▶ [Problem requirements]:
Within the records below, find each line that holds the string "EURUSD", then copy it.

▶ [Structured figure records]:
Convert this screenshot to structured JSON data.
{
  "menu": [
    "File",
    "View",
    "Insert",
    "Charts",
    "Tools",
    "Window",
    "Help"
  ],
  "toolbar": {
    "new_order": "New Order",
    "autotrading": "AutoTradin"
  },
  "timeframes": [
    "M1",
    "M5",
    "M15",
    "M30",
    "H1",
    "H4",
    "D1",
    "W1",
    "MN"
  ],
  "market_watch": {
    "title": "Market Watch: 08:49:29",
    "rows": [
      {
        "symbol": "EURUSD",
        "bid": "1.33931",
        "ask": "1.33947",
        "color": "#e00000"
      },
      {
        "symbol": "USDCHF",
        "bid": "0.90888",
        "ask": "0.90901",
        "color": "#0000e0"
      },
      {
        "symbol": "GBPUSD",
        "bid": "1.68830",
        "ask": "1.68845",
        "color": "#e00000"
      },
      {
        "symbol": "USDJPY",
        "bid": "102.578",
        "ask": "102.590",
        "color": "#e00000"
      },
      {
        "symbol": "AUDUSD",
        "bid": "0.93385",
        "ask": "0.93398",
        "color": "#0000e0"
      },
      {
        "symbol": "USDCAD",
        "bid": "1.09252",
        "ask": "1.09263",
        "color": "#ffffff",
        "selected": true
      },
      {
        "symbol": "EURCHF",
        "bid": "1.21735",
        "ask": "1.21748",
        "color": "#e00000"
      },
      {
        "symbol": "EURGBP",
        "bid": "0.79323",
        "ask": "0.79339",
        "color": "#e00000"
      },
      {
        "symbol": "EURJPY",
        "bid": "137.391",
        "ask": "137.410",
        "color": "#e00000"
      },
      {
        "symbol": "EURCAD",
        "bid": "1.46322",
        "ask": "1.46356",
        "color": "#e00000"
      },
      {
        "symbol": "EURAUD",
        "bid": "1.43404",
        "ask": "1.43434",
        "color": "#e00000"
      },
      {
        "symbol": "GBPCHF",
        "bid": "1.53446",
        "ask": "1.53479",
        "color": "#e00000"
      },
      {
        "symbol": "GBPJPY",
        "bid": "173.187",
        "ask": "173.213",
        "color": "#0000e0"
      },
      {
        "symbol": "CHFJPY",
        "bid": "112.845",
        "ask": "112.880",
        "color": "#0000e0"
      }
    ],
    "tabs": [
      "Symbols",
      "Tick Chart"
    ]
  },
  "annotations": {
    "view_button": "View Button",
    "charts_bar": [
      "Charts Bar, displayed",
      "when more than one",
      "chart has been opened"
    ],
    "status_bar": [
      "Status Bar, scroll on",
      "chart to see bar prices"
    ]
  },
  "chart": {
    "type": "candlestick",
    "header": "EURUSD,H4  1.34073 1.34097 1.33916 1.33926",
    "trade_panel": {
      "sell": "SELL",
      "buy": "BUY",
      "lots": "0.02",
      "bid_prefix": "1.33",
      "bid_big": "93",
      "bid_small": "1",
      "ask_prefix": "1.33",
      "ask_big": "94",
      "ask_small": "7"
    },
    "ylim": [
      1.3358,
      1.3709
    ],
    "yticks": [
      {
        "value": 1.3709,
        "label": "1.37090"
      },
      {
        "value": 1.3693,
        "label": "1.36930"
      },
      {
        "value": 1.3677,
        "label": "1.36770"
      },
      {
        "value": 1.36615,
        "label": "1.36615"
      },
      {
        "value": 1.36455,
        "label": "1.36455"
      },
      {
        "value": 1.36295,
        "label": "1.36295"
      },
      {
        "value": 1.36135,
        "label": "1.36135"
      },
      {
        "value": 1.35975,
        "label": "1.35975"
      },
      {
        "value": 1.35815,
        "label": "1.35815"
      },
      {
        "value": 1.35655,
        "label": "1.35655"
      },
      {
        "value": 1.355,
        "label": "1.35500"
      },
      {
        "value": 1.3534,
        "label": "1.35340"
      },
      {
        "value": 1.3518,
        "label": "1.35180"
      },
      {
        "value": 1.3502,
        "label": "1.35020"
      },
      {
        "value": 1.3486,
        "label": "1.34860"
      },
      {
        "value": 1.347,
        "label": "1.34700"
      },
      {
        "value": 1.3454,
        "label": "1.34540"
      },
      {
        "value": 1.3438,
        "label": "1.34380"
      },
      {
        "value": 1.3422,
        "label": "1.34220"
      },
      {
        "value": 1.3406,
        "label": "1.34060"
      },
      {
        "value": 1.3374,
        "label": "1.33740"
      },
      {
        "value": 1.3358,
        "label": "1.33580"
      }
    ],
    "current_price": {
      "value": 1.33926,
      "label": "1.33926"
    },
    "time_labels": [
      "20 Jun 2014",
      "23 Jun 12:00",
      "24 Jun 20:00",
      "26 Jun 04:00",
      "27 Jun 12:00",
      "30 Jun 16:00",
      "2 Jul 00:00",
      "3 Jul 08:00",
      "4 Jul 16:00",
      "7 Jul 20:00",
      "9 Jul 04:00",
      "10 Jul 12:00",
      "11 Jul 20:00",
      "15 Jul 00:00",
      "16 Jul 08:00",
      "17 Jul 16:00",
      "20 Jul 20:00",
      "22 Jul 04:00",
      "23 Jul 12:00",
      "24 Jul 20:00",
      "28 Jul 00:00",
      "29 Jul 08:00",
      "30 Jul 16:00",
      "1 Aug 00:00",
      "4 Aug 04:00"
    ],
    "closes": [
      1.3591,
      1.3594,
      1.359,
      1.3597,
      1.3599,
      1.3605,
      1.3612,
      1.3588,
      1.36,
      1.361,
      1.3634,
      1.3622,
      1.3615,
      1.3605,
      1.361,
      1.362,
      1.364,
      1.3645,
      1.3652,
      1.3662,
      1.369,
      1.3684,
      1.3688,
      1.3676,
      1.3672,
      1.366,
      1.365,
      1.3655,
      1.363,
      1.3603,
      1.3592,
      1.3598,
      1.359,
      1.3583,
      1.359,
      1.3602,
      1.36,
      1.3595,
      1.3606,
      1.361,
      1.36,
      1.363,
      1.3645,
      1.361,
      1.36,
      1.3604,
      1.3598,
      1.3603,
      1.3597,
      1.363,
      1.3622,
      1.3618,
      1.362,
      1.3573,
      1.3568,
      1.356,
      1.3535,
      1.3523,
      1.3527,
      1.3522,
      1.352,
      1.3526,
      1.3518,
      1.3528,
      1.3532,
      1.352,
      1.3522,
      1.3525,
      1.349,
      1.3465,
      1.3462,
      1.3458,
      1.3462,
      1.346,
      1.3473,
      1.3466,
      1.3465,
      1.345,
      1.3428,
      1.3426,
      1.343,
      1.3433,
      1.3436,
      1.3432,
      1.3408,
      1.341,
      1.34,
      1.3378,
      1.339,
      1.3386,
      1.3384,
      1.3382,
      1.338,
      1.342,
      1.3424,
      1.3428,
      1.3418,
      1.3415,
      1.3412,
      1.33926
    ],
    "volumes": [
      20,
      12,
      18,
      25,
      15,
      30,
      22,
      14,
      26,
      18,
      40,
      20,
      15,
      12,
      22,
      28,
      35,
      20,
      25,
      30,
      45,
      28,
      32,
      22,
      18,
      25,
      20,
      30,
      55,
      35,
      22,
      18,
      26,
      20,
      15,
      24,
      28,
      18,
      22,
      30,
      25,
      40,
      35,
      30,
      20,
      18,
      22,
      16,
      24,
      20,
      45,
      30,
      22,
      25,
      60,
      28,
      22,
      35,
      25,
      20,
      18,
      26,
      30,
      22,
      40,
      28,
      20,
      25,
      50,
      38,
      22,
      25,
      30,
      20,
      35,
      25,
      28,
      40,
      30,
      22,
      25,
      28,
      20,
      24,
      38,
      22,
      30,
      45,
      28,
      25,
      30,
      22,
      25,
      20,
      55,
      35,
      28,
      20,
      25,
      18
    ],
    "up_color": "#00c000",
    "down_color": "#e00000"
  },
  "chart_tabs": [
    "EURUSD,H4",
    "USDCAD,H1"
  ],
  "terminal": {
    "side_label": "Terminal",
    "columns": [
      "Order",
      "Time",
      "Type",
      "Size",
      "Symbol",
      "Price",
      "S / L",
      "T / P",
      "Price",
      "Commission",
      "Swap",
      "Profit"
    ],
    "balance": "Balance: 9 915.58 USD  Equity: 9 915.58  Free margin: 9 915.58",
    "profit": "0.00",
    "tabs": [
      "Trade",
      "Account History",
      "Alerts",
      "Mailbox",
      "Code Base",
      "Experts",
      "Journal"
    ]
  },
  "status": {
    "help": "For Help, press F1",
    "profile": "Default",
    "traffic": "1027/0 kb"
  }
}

▶ [Written solution]:
        "symbol": "EURUSD",
    "header": "EURUSD,H4  1.34073 1.34097 1.33916 1.33926",
    "EURUSD,H4",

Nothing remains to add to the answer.